— start of Dataset excerpts —

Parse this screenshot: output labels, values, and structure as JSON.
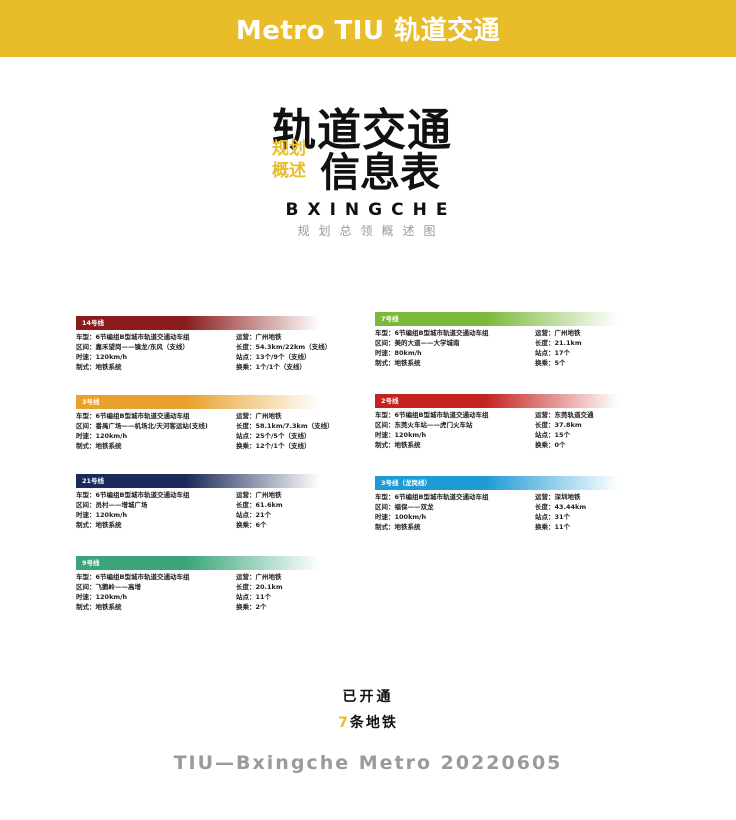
{
  "header": {
    "title": "Metro TIU 轨道交通"
  },
  "hero": {
    "main_line1": "轨道交通",
    "side_line1": "规划",
    "side_line2": "概述",
    "main_line2": "信息表",
    "brand": "BXINGCHE",
    "subtitle": "规划总领概述图"
  },
  "colors": {
    "accent": "#e9bd2a"
  },
  "lines": [
    {
      "name": "14号线",
      "color": "#8b1c1c",
      "car_type": "车型：6节编组B型城市轨道交通动车组",
      "section": "区间：嘉禾望岗——镇龙/东风（支线）",
      "speed": "时速：120km/h",
      "system": "制式：地铁系统",
      "operator": "运营：广州地铁",
      "length": "长度：54.3km/22km（支线）",
      "stations": "站点：13个/9个（支线）",
      "transfers": "换乘：1个/1个（支线）"
    },
    {
      "name": "3号线",
      "color": "#e8a12c",
      "car_type": "车型：6节编组B型城市轨道交通动车组",
      "section": "区间：番禺广场——机场北/天河客运站(支线)",
      "speed": "时速：120km/h",
      "system": "制式：地铁系统",
      "operator": "运营：广州地铁",
      "length": "长度：58.1km/7.3km（支线）",
      "stations": "站点：25个/5个（支线）",
      "transfers": "换乘：12个/1个（支线）"
    },
    {
      "name": "21号线",
      "color": "#1b2a5a",
      "car_type": "车型：6节编组B型城市轨道交通动车组",
      "section": "区间：员村——增城广场",
      "speed": "时速：120km/h",
      "system": "制式：地铁系统",
      "operator": "运营：广州地铁",
      "length": "长度：61.6km",
      "stations": "站点：21个",
      "transfers": "换乘：6个"
    },
    {
      "name": "9号线",
      "color": "#3aa57a",
      "car_type": "车型：6节编组B型城市轨道交通动车组",
      "section": "区间：飞鹅岭——高增",
      "speed": "时速：120km/h",
      "system": "制式：地铁系统",
      "operator": "运营：广州地铁",
      "length": "长度：20.1km",
      "stations": "站点：11个",
      "transfers": "换乘：2个"
    },
    {
      "name": "7号线",
      "color": "#7bb93a",
      "car_type": "车型：6节编组B型城市轨道交通动车组",
      "section": "区间：美的大道——大学城南",
      "speed": "时速：80km/h",
      "system": "制式：地铁系统",
      "operator": "运营：广州地铁",
      "length": "长度：21.1km",
      "stations": "站点：17个",
      "transfers": "换乘：5个"
    },
    {
      "name": "2号线",
      "color": "#c4221f",
      "car_type": "车型：6节编组B型城市轨道交通动车组",
      "section": "区间：东莞火车站——虎门火车站",
      "speed": "时速：120km/h",
      "system": "制式：地铁系统",
      "operator": "运营：东莞轨道交通",
      "length": "长度：37.8km",
      "stations": "站点：15个",
      "transfers": "换乘：0个"
    },
    {
      "name": "3号线（龙岗线）",
      "color": "#1e9ad6",
      "car_type": "车型：6节编组B型城市轨道交通动车组",
      "section": "区间：福保——双龙",
      "speed": "时速：100km/h",
      "system": "制式：地铁系统",
      "operator": "运营：深圳地铁",
      "length": "长度：43.44km",
      "stations": "站点：31个",
      "transfers": "换乘：11个"
    }
  ],
  "summary": {
    "opened": "已开通",
    "count": "7",
    "count_suffix": "条地铁"
  },
  "footer": {
    "text": "TIU—Bxingche Metro 20220605"
  }
}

— end of Dataset excerpts —

Problem description -> Lines from the records above that hold "transfers" are the ones to list.

Solution below ->
      "transfers": "换乘：1个/1个（支线）"
      "transfers": "换乘：12个/1个（支线）"
      "transfers": "换乘：6个"
      "transfers": "换乘：2个"
      "transfers": "换乘：5个"
      "transfers": "换乘：0个"
      "transfers": "换乘：11个"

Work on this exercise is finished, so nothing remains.